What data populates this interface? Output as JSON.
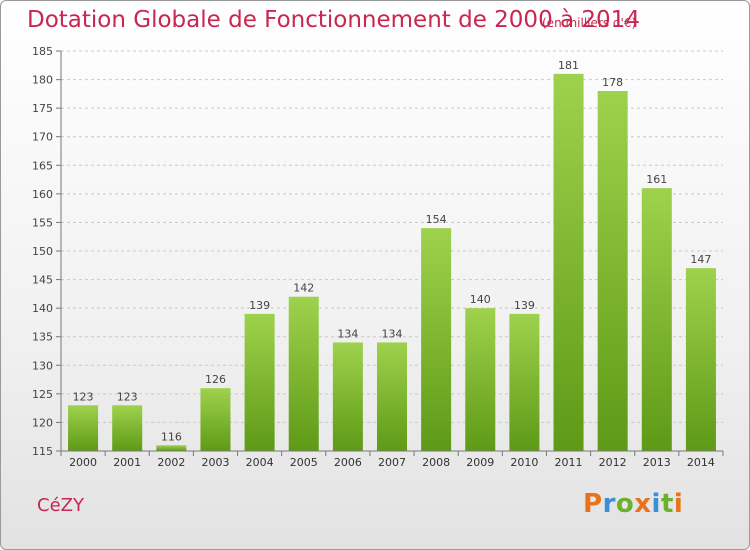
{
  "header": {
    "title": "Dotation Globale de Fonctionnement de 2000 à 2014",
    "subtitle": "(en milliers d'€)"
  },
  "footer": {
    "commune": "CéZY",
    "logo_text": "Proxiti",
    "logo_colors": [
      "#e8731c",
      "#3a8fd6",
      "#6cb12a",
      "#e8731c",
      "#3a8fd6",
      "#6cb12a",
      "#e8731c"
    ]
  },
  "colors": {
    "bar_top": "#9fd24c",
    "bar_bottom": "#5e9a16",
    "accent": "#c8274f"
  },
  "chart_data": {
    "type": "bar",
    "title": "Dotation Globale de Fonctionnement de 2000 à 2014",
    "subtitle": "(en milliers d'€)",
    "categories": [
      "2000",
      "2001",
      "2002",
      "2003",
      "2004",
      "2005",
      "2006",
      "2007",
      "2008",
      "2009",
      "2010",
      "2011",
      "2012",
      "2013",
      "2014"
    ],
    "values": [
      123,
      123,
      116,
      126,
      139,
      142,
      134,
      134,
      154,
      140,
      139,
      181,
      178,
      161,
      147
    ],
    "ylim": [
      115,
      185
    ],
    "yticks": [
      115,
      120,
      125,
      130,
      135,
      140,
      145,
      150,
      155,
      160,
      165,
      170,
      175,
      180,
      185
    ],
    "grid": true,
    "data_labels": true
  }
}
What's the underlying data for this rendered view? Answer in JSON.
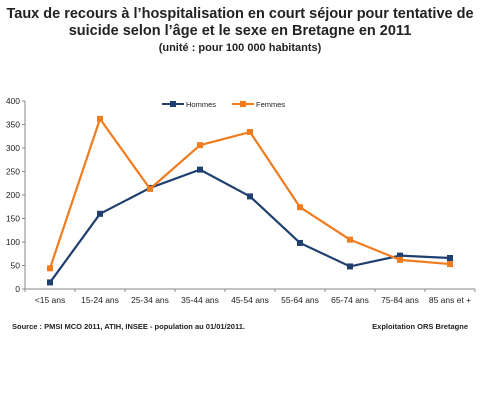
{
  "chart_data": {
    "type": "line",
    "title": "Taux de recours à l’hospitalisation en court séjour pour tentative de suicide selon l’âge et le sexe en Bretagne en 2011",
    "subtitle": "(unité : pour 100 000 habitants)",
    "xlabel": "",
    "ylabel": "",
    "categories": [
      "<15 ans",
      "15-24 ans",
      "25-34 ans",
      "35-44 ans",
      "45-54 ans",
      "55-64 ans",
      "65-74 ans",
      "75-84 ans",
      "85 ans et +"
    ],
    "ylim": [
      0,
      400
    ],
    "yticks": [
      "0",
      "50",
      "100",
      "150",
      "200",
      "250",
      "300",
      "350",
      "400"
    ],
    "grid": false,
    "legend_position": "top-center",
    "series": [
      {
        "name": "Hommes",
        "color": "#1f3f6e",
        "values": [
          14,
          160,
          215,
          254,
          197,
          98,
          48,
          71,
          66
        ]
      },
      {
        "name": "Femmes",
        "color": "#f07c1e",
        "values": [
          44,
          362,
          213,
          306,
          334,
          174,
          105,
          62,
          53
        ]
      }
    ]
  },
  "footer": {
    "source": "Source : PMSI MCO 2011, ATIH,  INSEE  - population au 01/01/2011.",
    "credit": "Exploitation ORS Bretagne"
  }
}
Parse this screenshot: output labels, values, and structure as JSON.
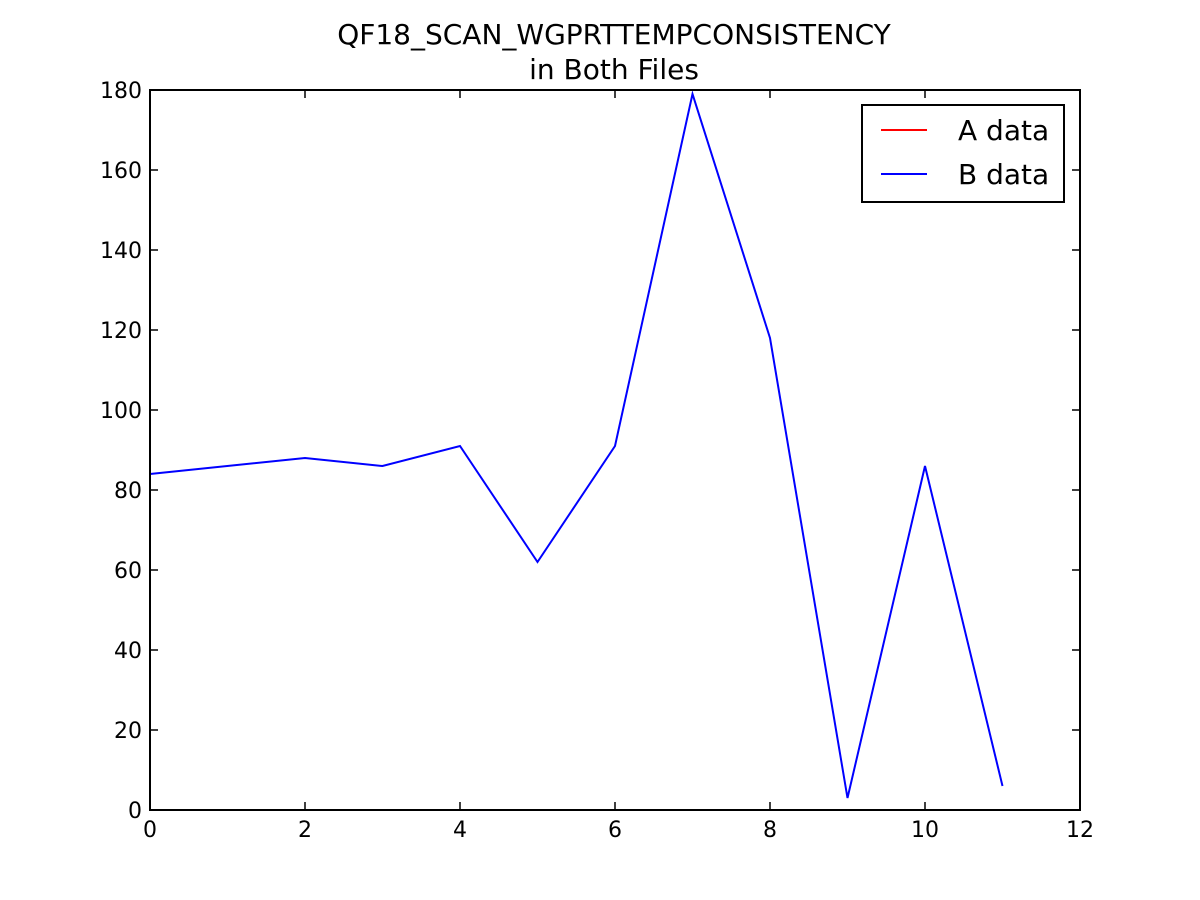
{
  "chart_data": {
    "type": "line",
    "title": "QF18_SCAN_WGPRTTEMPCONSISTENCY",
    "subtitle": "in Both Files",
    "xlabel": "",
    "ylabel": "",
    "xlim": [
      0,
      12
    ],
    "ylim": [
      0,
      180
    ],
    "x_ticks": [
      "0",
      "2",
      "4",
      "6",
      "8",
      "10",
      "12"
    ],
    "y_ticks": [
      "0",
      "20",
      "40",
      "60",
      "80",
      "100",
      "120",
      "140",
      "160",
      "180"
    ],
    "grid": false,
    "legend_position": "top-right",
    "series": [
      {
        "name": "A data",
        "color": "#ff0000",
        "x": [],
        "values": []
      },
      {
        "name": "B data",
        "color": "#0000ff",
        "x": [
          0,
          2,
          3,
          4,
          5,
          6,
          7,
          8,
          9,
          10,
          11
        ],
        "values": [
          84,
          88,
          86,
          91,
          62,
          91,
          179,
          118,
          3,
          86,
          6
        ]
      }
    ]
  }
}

- [Exercise objective]:
Your task is to return the entries above exactly, with no pictures.

- [The completed task]:
What data populates this interface? Output as JSON.
{
  "header": {
    "title": "Dotation Globale de Fonctionnement de 2000 à 2014",
    "subtitle": "(en milliers d'€)"
  },
  "footer": {
    "commune": "CéZY",
    "logo_text": "Proxiti",
    "logo_colors": [
      "#e8731c",
      "#3a8fd6",
      "#6cb12a",
      "#e8731c",
      "#3a8fd6",
      "#6cb12a",
      "#e8731c"
    ]
  },
  "colors": {
    "bar_top": "#9fd24c",
    "bar_bottom": "#5e9a16",
    "accent": "#c8274f"
  },
  "chart_data": {
    "type": "bar",
    "title": "Dotation Globale de Fonctionnement de 2000 à 2014",
    "subtitle": "(en milliers d'€)",
    "categories": [
      "2000",
      "2001",
      "2002",
      "2003",
      "2004",
      "2005",
      "2006",
      "2007",
      "2008",
      "2009",
      "2010",
      "2011",
      "2012",
      "2013",
      "2014"
    ],
    "values": [
      123,
      123,
      116,
      126,
      139,
      142,
      134,
      134,
      154,
      140,
      139,
      181,
      178,
      161,
      147
    ],
    "ylim": [
      115,
      185
    ],
    "yticks": [
      115,
      120,
      125,
      130,
      135,
      140,
      145,
      150,
      155,
      160,
      165,
      170,
      175,
      180,
      185
    ],
    "grid": true,
    "data_labels": true
  }
}
What's the underlying data for this rendered view? Answer in JSON.
{
  "chart_data": {
    "type": "line",
    "title": "Taux de recours à l’hospitalisation en court séjour pour tentative de suicide selon l’âge et le sexe en Bretagne en 2011",
    "subtitle": "(unité : pour 100 000 habitants)",
    "xlabel": "",
    "ylabel": "",
    "categories": [
      "<15 ans",
      "15-24 ans",
      "25-34 ans",
      "35-44 ans",
      "45-54 ans",
      "55-64 ans",
      "65-74 ans",
      "75-84 ans",
      "85 ans et +"
    ],
    "ylim": [
      0,
      400
    ],
    "yticks": [
      "0",
      "50",
      "100",
      "150",
      "200",
      "250",
      "300",
      "350",
      "400"
    ],
    "grid": false,
    "legend_position": "top-center",
    "series": [
      {
        "name": "Hommes",
        "color": "#1f3f6e",
        "values": [
          14,
          160,
          215,
          254,
          197,
          98,
          48,
          71,
          66
        ]
      },
      {
        "name": "Femmes",
        "color": "#f07c1e",
        "values": [
          44,
          362,
          213,
          306,
          334,
          174,
          105,
          62,
          53
        ]
      }
    ]
  },
  "footer": {
    "source": "Source : PMSI MCO 2011, ATIH,  INSEE  - population au 01/01/2011.",
    "credit": "Exploitation ORS Bretagne"
  }
}
Parse this screenshot: output labels, values, and structure as JSON.
{
  "chart_data": {
    "type": "line",
    "title": "QF18_SCAN_WGPRTTEMPCONSISTENCY",
    "subtitle": "in Both Files",
    "xlabel": "",
    "ylabel": "",
    "xlim": [
      0,
      12
    ],
    "ylim": [
      0,
      180
    ],
    "x_ticks": [
      "0",
      "2",
      "4",
      "6",
      "8",
      "10",
      "12"
    ],
    "y_ticks": [
      "0",
      "20",
      "40",
      "60",
      "80",
      "100",
      "120",
      "140",
      "160",
      "180"
    ],
    "grid": false,
    "legend_position": "top-right",
    "series": [
      {
        "name": "A data",
        "color": "#ff0000",
        "x": [],
        "values": []
      },
      {
        "name": "B data",
        "color": "#0000ff",
        "x": [
          0,
          2,
          3,
          4,
          5,
          6,
          7,
          8,
          9,
          10,
          11
        ],
        "values": [
          84,
          88,
          86,
          91,
          62,
          91,
          179,
          118,
          3,
          86,
          6
        ]
      }
    ]
  }
}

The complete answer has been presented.